━━ Supplied material

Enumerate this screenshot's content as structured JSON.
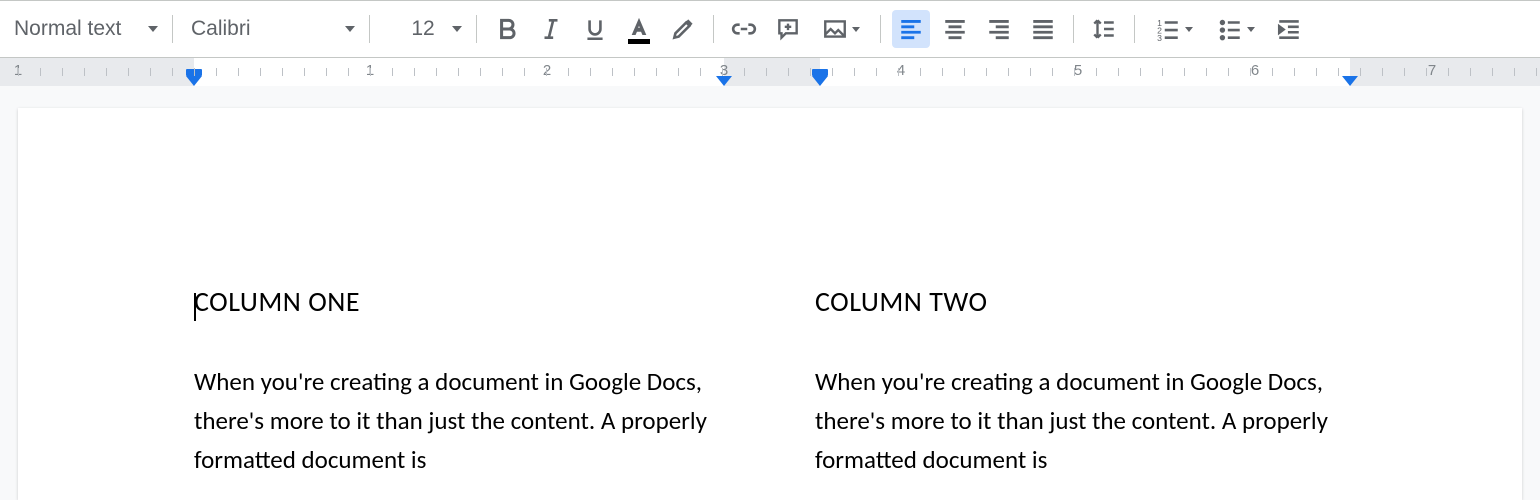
{
  "toolbar": {
    "style": "Normal text",
    "font": "Calibri",
    "size": "12"
  },
  "document": {
    "col1": {
      "heading": "COLUMN ONE",
      "body": "When you're creating a document in Google Docs, there's more to it than just the content. A properly formatted document is"
    },
    "col2": {
      "heading": "COLUMN TWO",
      "body": "When you're creating a document in Google Docs, there's more to it than just the content. A properly formatted document is"
    }
  },
  "ruler": {
    "marks": [
      "1",
      "1",
      "2",
      "3",
      "4",
      "5",
      "6",
      "7"
    ]
  }
}
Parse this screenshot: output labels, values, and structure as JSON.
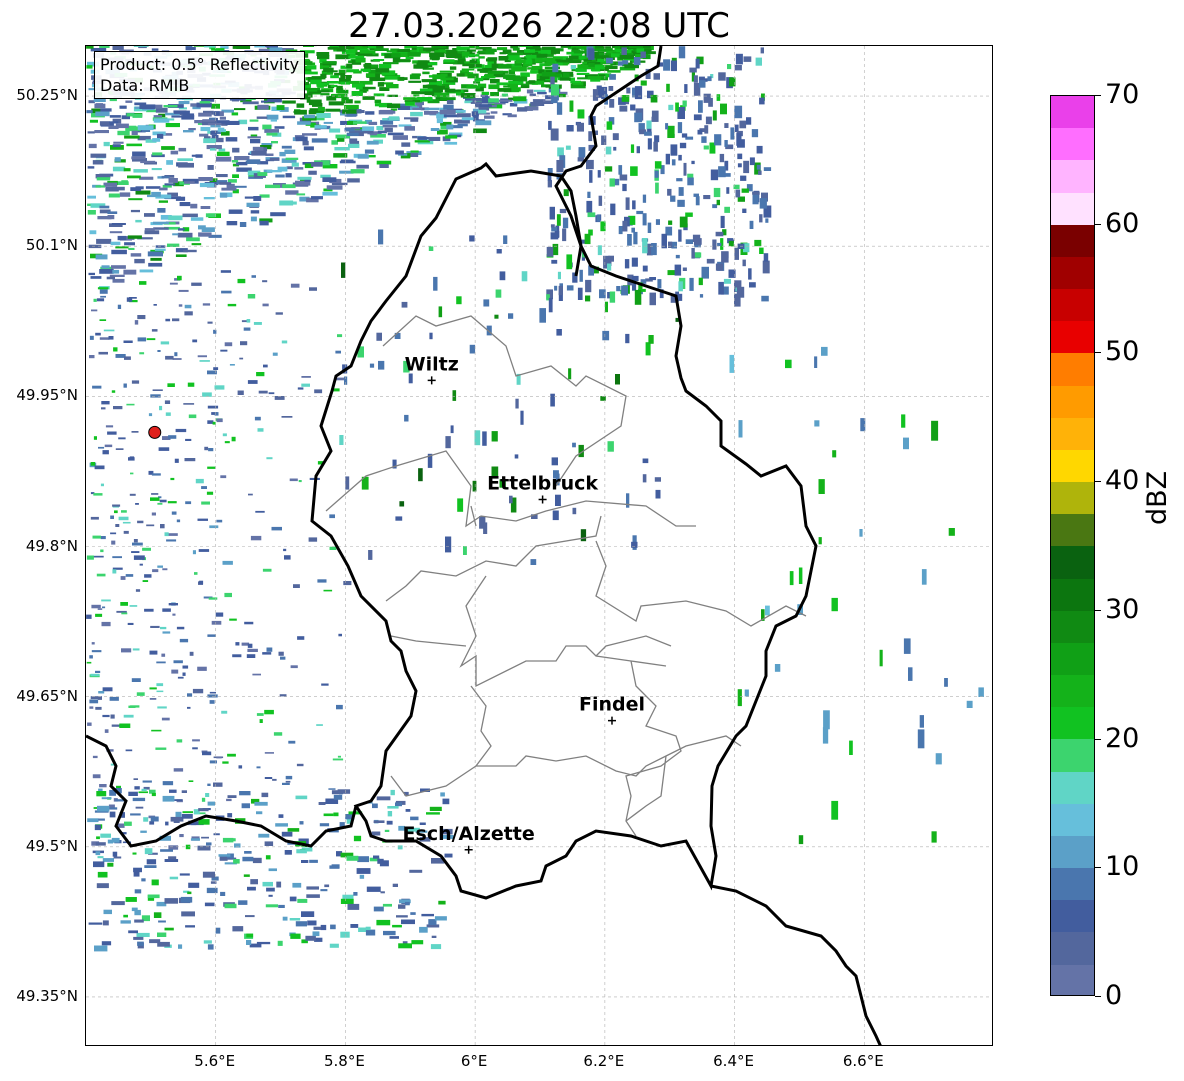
{
  "title": "27.03.2026 22:08 UTC",
  "info_box": {
    "line1": "Product: 0.5° Reflectivity",
    "line2": "Data: RMIB"
  },
  "map": {
    "lat_labels": [
      "50.25°N",
      "50.1°N",
      "49.95°N",
      "49.8°N",
      "49.65°N",
      "49.5°N",
      "49.35°N"
    ],
    "lat_values": [
      50.25,
      50.1,
      49.95,
      49.8,
      49.65,
      49.5,
      49.35
    ],
    "lon_labels": [
      "5.6°E",
      "5.8°E",
      "6°E",
      "6.2°E",
      "6.4°E",
      "6.6°E"
    ],
    "lon_values": [
      5.6,
      5.8,
      6.0,
      6.2,
      6.4,
      6.6
    ],
    "extent": {
      "lon_min": 5.4,
      "lon_max": 6.8,
      "lat_min": 49.3,
      "lat_max": 50.3
    },
    "cities": [
      {
        "name": "Wiltz",
        "lon": 5.933,
        "lat": 49.966
      },
      {
        "name": "Ettelbruck",
        "lon": 6.104,
        "lat": 49.847
      },
      {
        "name": "Findel",
        "lon": 6.211,
        "lat": 49.626
      },
      {
        "name": "Esch/Alzette",
        "lon": 5.99,
        "lat": 49.497
      }
    ],
    "radar_site": {
      "lon": 5.506,
      "lat": 49.914
    },
    "colors": {
      "border": "#000000",
      "cantons": "#808080",
      "grid": "#b0b0b0",
      "radar_site": "#e0201c"
    }
  },
  "colorbar": {
    "label": "dBZ",
    "ticks": [
      "70",
      "60",
      "50",
      "40",
      "30",
      "20",
      "10",
      "0"
    ],
    "tick_values": [
      70,
      60,
      50,
      40,
      30,
      20,
      10,
      0
    ],
    "min": 0,
    "max": 70,
    "step": 2.5,
    "colors": [
      "#6473a7",
      "#53679d",
      "#425d9e",
      "#4a76ae",
      "#5ba0c8",
      "#66bfdb",
      "#60d5c6",
      "#3cd46e",
      "#11c221",
      "#14b21a",
      "#10a016",
      "#108a13",
      "#0c760f",
      "#0a6210",
      "#4a7712",
      "#afb40b",
      "#ffd700",
      "#ffb208",
      "#ff9b00",
      "#ff7d00",
      "#e80000",
      "#c80000",
      "#a00000",
      "#7a0000",
      "#ffe1ff",
      "#ffb4ff",
      "#ff6eff",
      "#ea40ea"
    ]
  }
}
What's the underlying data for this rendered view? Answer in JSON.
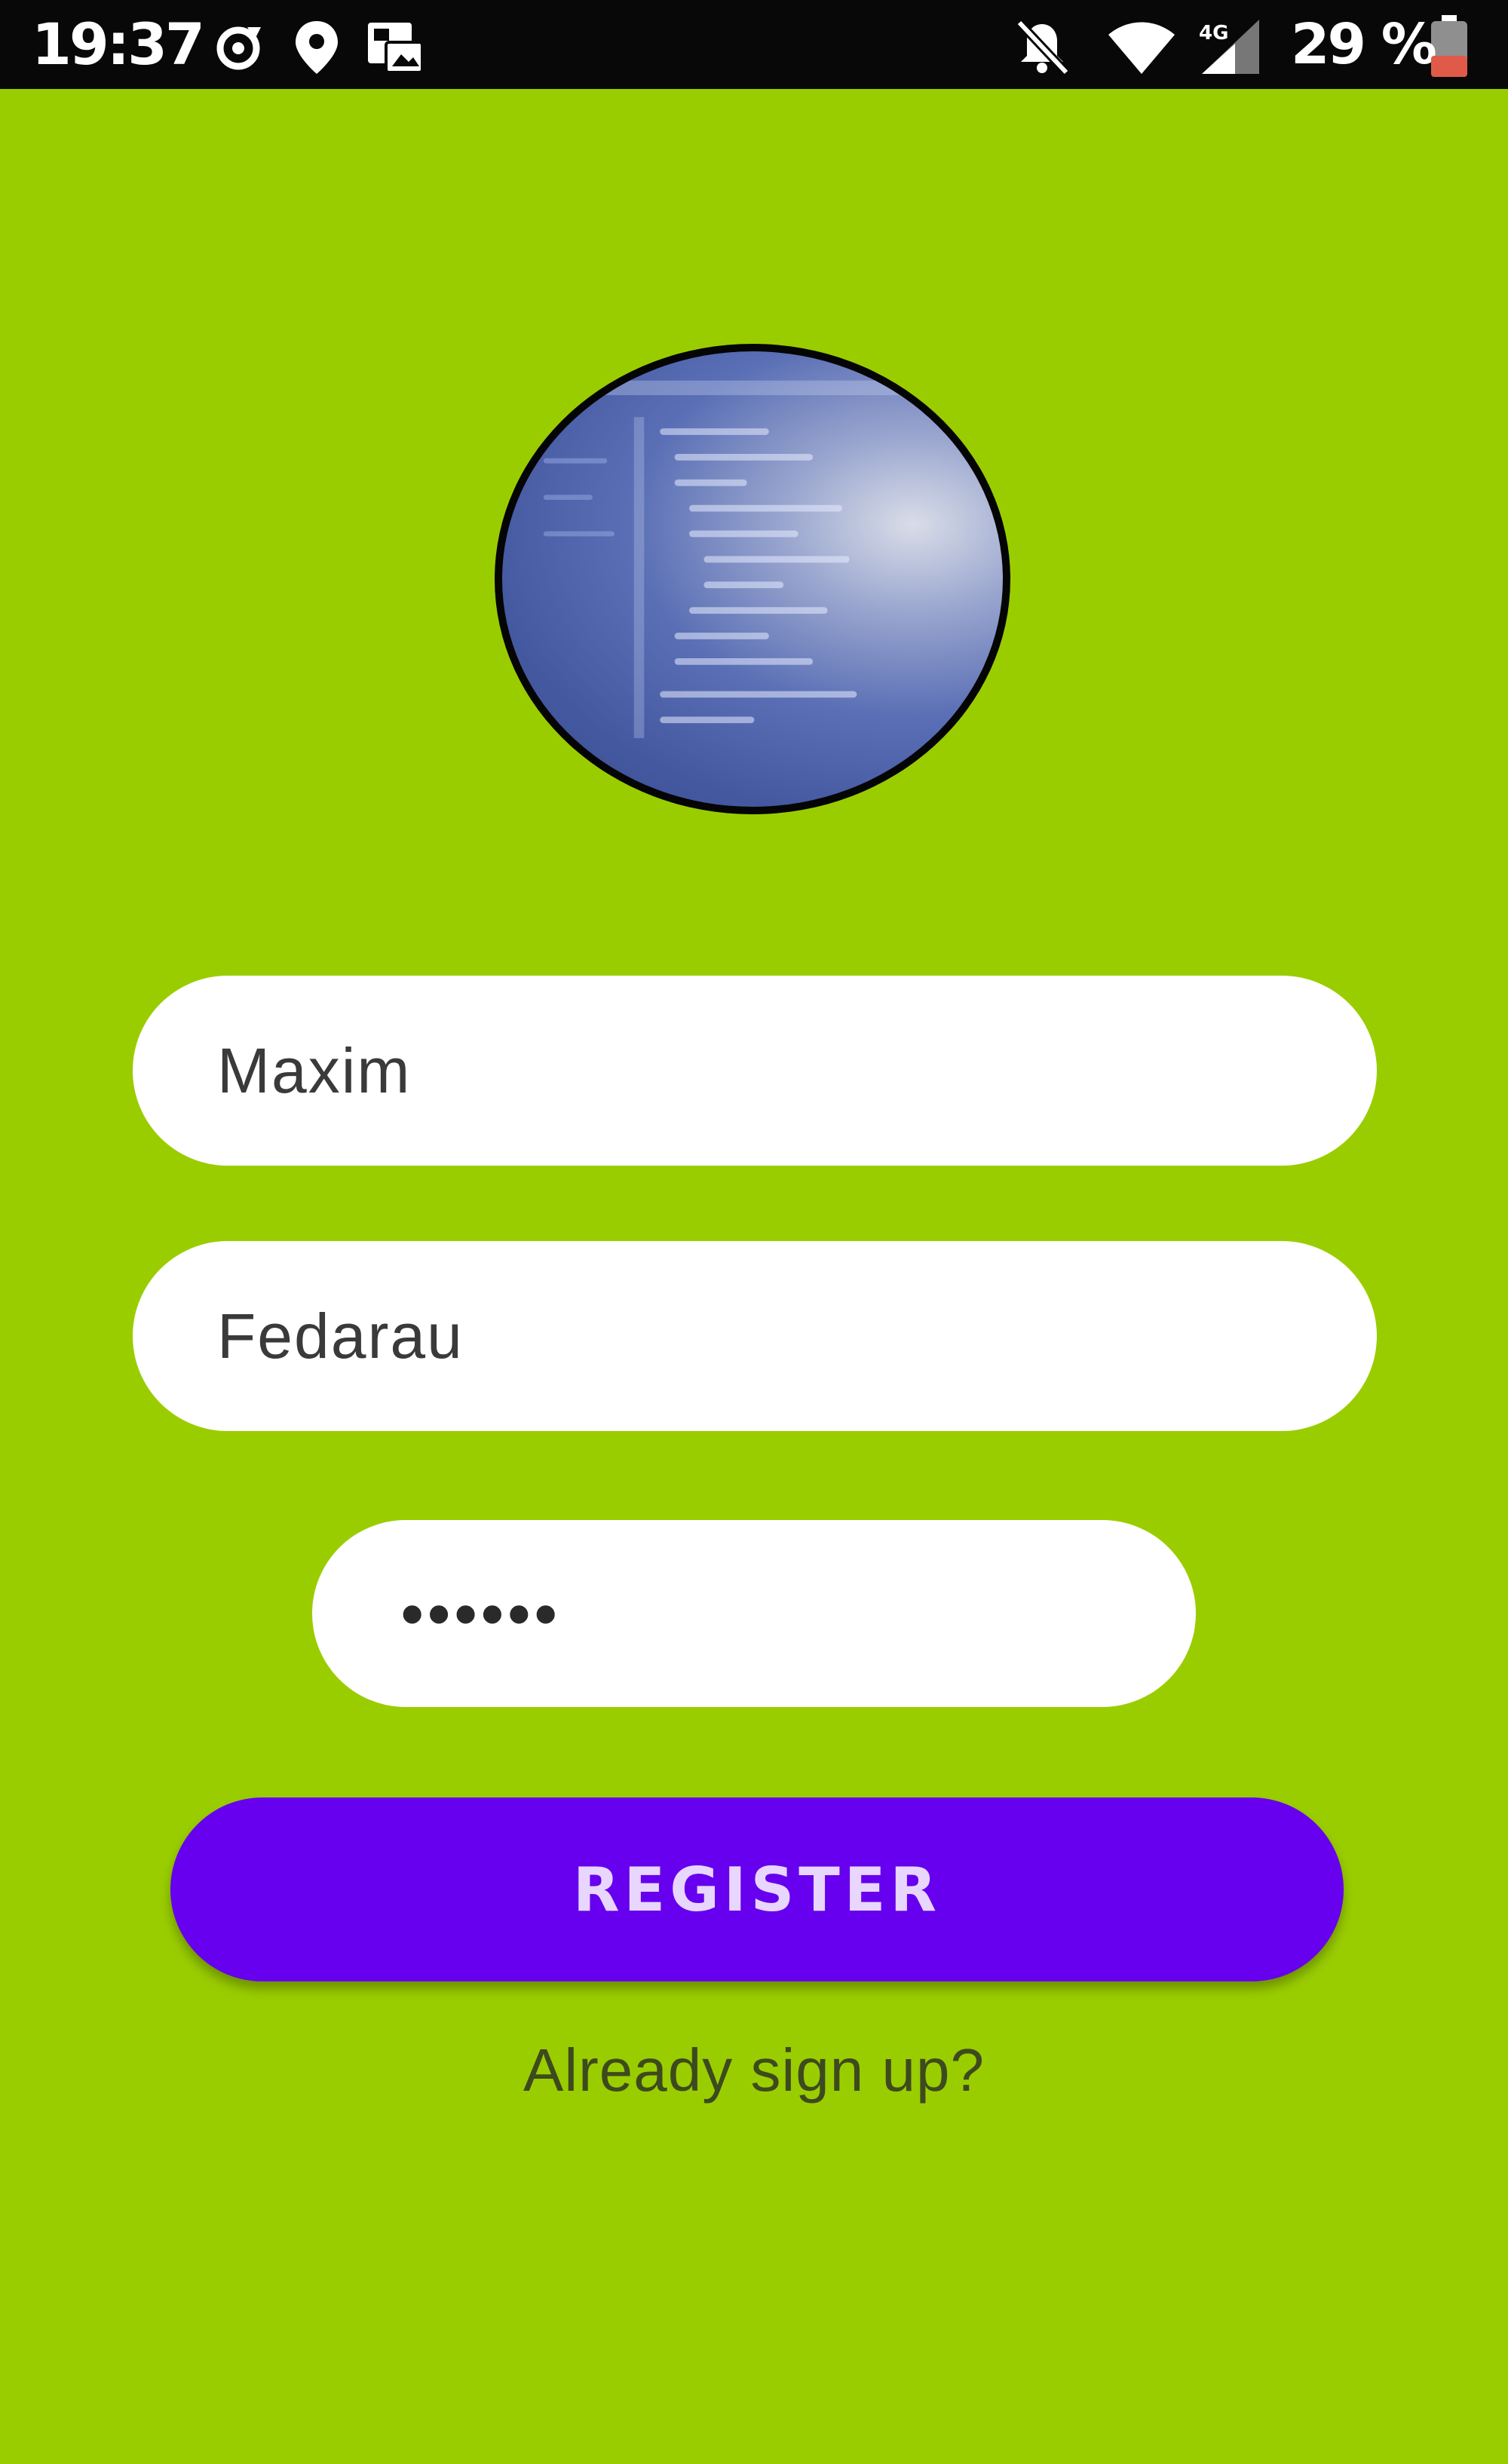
{
  "status_bar": {
    "time": "19:37",
    "battery_percent": "29 %",
    "icons": [
      "sync-icon",
      "location-icon",
      "gallery-icon",
      "mute-icon",
      "wifi-icon",
      "signal-icon",
      "battery-icon"
    ]
  },
  "colors": {
    "background": "#9ACD00",
    "status_bar": "#080808",
    "button": "#6600EE",
    "button_text": "#E8D6FF",
    "link_text": "#3d4a1e"
  },
  "avatar": {
    "icon": "code-screenshot-avatar"
  },
  "form": {
    "first_name": "Maxim",
    "last_name": "Fedarau",
    "password": "••••••"
  },
  "register_button": {
    "label": "REGISTER"
  },
  "signin_link": {
    "label": "Already sign up?"
  }
}
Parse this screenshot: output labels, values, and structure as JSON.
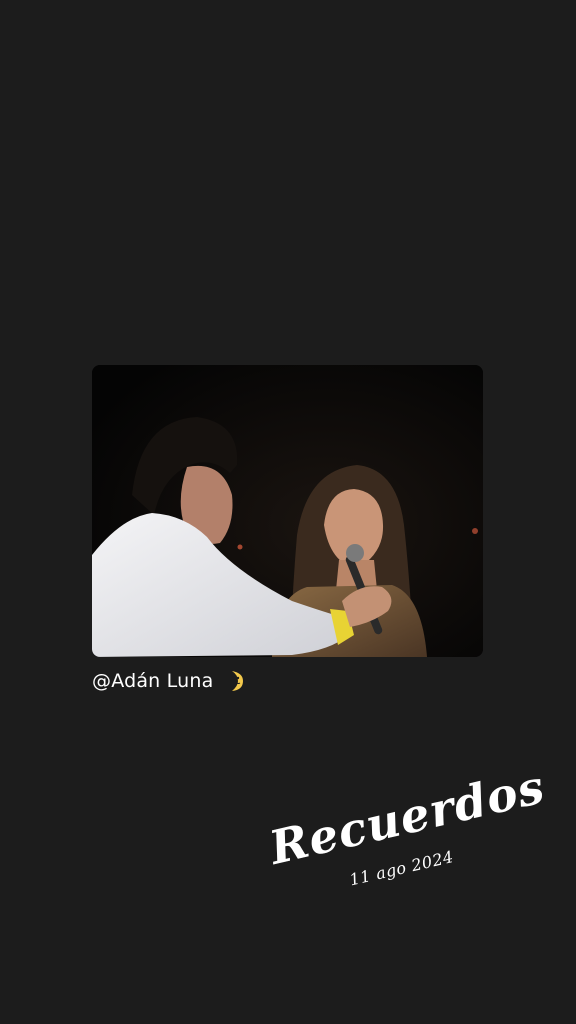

━━━━

Given instruction:
Omit the pictures, then extract verbatim only those lines that fall between the line containing "What's the underlying" and the final line of the records above, both included.

Task solution:
What's the underlying data for this rendered view? Answer in JSON.
{
  "status_bar": {
    "time": "19:37",
    "battery_percent": "29 %",
    "icons": [
      "sync-icon",
      "location-icon",
      "gallery-icon",
      "mute-icon",
      "wifi-icon",
      "signal-icon",
      "battery-icon"
    ]
  },
  "colors": {
    "background": "#9ACD00",
    "status_bar": "#080808",
    "button": "#6600EE",
    "button_text": "#E8D6FF",
    "link_text": "#3d4a1e"
  },
  "avatar": {
    "icon": "code-screenshot-avatar"
  },
  "form": {
    "first_name": "Maxim",
    "last_name": "Fedarau",
    "password": "••••••"
  },
  "register_button": {
    "label": "REGISTER"
  },
  "signin_link": {
    "label": "Already sign up?"
  }
}
Parse this screenshot: output labels, values, and structure as JSON.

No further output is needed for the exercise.